**TASK ITEM:** A verbatim repetition of the data below is requested, without images.

**SOURCE DATA:**
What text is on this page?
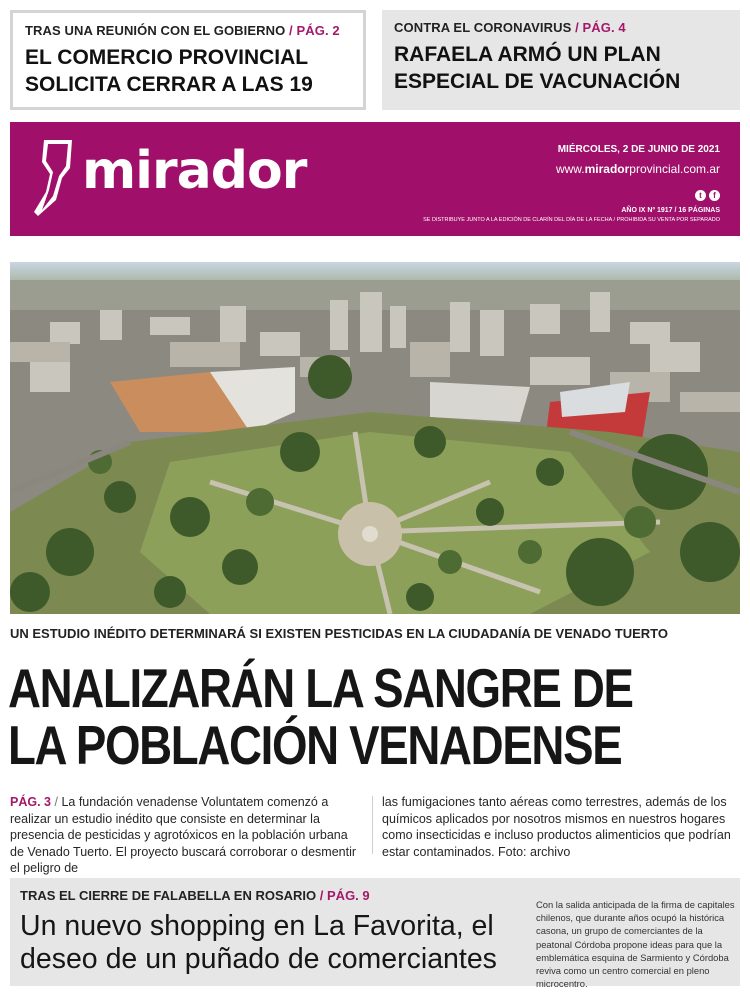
TRAS UNA REUNIÓN CON EL GOBIERNO / PÁG. 2
EL COMERCIO PROVINCIAL SOLICITA CERRAR A LAS 19
CONTRA EL CORONAVIRUS / PÁG. 4
RAFAELA ARMÓ UN PLAN ESPECIAL DE VACUNACIÓN
mirador	MIÉRCOLES, 2 DE JUNIO DE 2021
www.miradorprovincial.com.ar
t	f
AÑO IX Nº 1917 / 16 PÁGINAS
SE DISTRIBUYE JUNTO A LA EDICIÓN DE CLARÍN DEL DÍA DE LA FECHA / PROHIBIDA SU VENTA POR SEPARADO
UN ESTUDIO INÉDITO DETERMINARÁ SI EXISTEN PESTICIDAS EN LA CIUDADANÍA DE VENADO TUERTO
ANALIZARÁN LA SANGRE DE
LA POBLACIÓN VENADENSE
PÁG. 3 / La fundación venadense Voluntatem comenzó a realizar un estudio inédito que consiste en determinar la presencia de pesticidas y agrotóxicos en la población urbana de Venado Tuerto. El proyecto buscará corroborar o desmentir el peligro de
las fumigaciones tanto aéreas como terrestres, además de los químicos aplicados por nosotros mismos en nuestros hogares como insecticidas e incluso productos alimenticios que podrían estar contaminados. Foto: archivo
TRAS EL CIERRE DE FALABELLA EN ROSARIO / PÁG. 9
Un nuevo shopping en La Favorita, el deseo de un puñado de comerciantes
Con la salida anticipada de la firma de capitales chilenos, que durante años ocupó la histórica casona, un grupo de comerciantes de la peatonal Córdoba propone ideas para que la emblemática esquina de Sarmiento y Córdoba reviva como un centro comercial en pleno microcentro.
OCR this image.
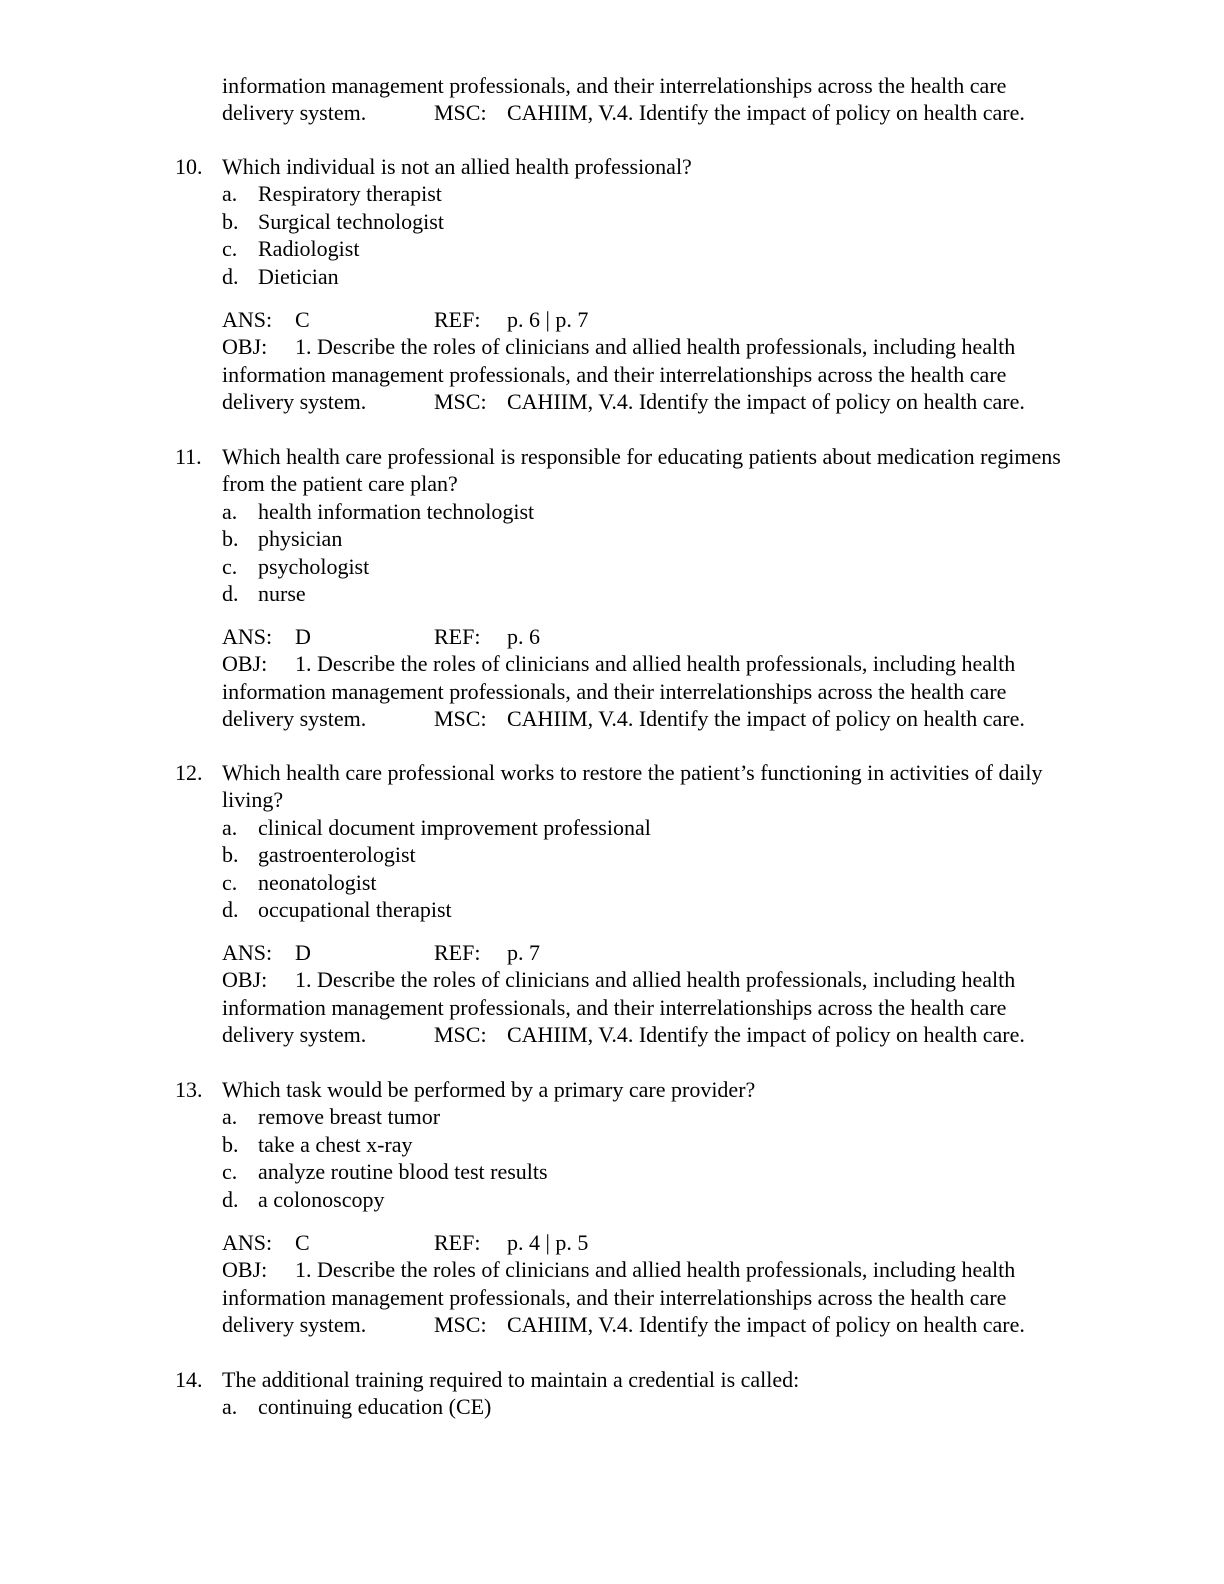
information management professionals, and their interrelationships across the health care
delivery system.	MSC: CAHIIM, V.4. Identify the impact of policy on health care.
10. Which individual is not an allied health professional?
a. Respiratory therapist
b. Surgical technologist
c. Radiologist
d. Dietician
ANS: C	REF: p. 6 | p. 7
OBJ: 1. Describe the roles of clinicians and allied health professionals, including health
information management professionals, and their interrelationships across the health care
delivery system.	MSC: CAHIIM, V.4. Identify the impact of policy on health care.
11. Which health care professional is responsible for educating patients about medication regimens from the patient care plan?
a. health information technologist
b. physician
c. psychologist
d. nurse
ANS: D	REF: p. 6
OBJ: 1. Describe the roles of clinicians and allied health professionals, including health
information management professionals, and their interrelationships across the health care
delivery system.	MSC: CAHIIM, V.4. Identify the impact of policy on health care.
12. Which health care professional works to restore the patient’s functioning in activities of daily living?
a. clinical document improvement professional
b. gastroenterologist
c. neonatologist
d. occupational therapist
ANS: D	REF: p. 7
OBJ: 1. Describe the roles of clinicians and allied health professionals, including health
information management professionals, and their interrelationships across the health care
delivery system.	MSC: CAHIIM, V.4. Identify the impact of policy on health care.
13. Which task would be performed by a primary care provider?
a. remove breast tumor
b. take a chest x-ray
c. analyze routine blood test results
d. a colonoscopy
ANS: C	REF: p. 4 | p. 5
OBJ: 1. Describe the roles of clinicians and allied health professionals, including health
information management professionals, and their interrelationships across the health care
delivery system.	MSC: CAHIIM, V.4. Identify the impact of policy on health care.
14. The additional training required to maintain a credential is called:
a. continuing education (CE)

**ANSWER TO THIS EXERCISE:**
What text is on this page?
TRAS UNA REUNIÓN CON EL GOBIERNO / PÁG. 2
EL COMERCIO PROVINCIAL SOLICITA CERRAR A LAS 19
CONTRA EL CORONAVIRUS / PÁG. 4
RAFAELA ARMÓ UN PLAN ESPECIAL DE VACUNACIÓN
mirador	MIÉRCOLES, 2 DE JUNIO DE 2021
www.miradorprovincial.com.ar
t	f
AÑO IX Nº 1917 / 16 PÁGINAS
SE DISTRIBUYE JUNTO A LA EDICIÓN DE CLARÍN DEL DÍA DE LA FECHA / PROHIBIDA SU VENTA POR SEPARADO
UN ESTUDIO INÉDITO DETERMINARÁ SI EXISTEN PESTICIDAS EN LA CIUDADANÍA DE VENADO TUERTO
ANALIZARÁN LA SANGRE DE
LA POBLACIÓN VENADENSE
PÁG. 3 / La fundación venadense Voluntatem comenzó a realizar un estudio inédito que consiste en determinar la presencia de pesticidas y agrotóxicos en la población urbana de Venado Tuerto. El proyecto buscará corroborar o desmentir el peligro de
las fumigaciones tanto aéreas como terrestres, además de los químicos aplicados por nosotros mismos en nuestros hogares como insecticidas e incluso productos alimenticios que podrían estar contaminados. Foto: archivo
TRAS EL CIERRE DE FALABELLA EN ROSARIO / PÁG. 9
Un nuevo shopping en La Favorita, el deseo de un puñado de comerciantes
Con la salida anticipada de la firma de capitales chilenos, que durante años ocupó la histórica casona, un grupo de comerciantes de la peatonal Córdoba propone ideas para que la emblemática esquina de Sarmiento y Córdoba reviva como un centro comercial en pleno microcentro.
OCR this image.
information management professionals, and their interrelationships across the health care
delivery system.	MSC: CAHIIM, V.4. Identify the impact of policy on health care.
10. Which individual is not an allied health professional?
a. Respiratory therapist
b. Surgical technologist
c. Radiologist
d. Dietician
ANS: C	REF: p. 6 | p. 7
OBJ: 1. Describe the roles of clinicians and allied health professionals, including health
information management professionals, and their interrelationships across the health care
delivery system.	MSC: CAHIIM, V.4. Identify the impact of policy on health care.
11. Which health care professional is responsible for educating patients about medication regimens from the patient care plan?
a. health information technologist
b. physician
c. psychologist
d. nurse
ANS: D	REF: p. 6
OBJ: 1. Describe the roles of clinicians and allied health professionals, including health
information management professionals, and their interrelationships across the health care
delivery system.	MSC: CAHIIM, V.4. Identify the impact of policy on health care.
12. Which health care professional works to restore the patient’s functioning in activities of daily living?
a. clinical document improvement professional
b. gastroenterologist
c. neonatologist
d. occupational therapist
ANS: D	REF: p. 7
OBJ: 1. Describe the roles of clinicians and allied health professionals, including health
information management professionals, and their interrelationships across the health care
delivery system.	MSC: CAHIIM, V.4. Identify the impact of policy on health care.
13. Which task would be performed by a primary care provider?
a. remove breast tumor
b. take a chest x-ray
c. analyze routine blood test results
d. a colonoscopy
ANS: C	REF: p. 4 | p. 5
OBJ: 1. Describe the roles of clinicians and allied health professionals, including health
information management professionals, and their interrelationships across the health care
delivery system.	MSC: CAHIIM, V.4. Identify the impact of policy on health care.
14. The additional training required to maintain a credential is called:
a. continuing education (CE)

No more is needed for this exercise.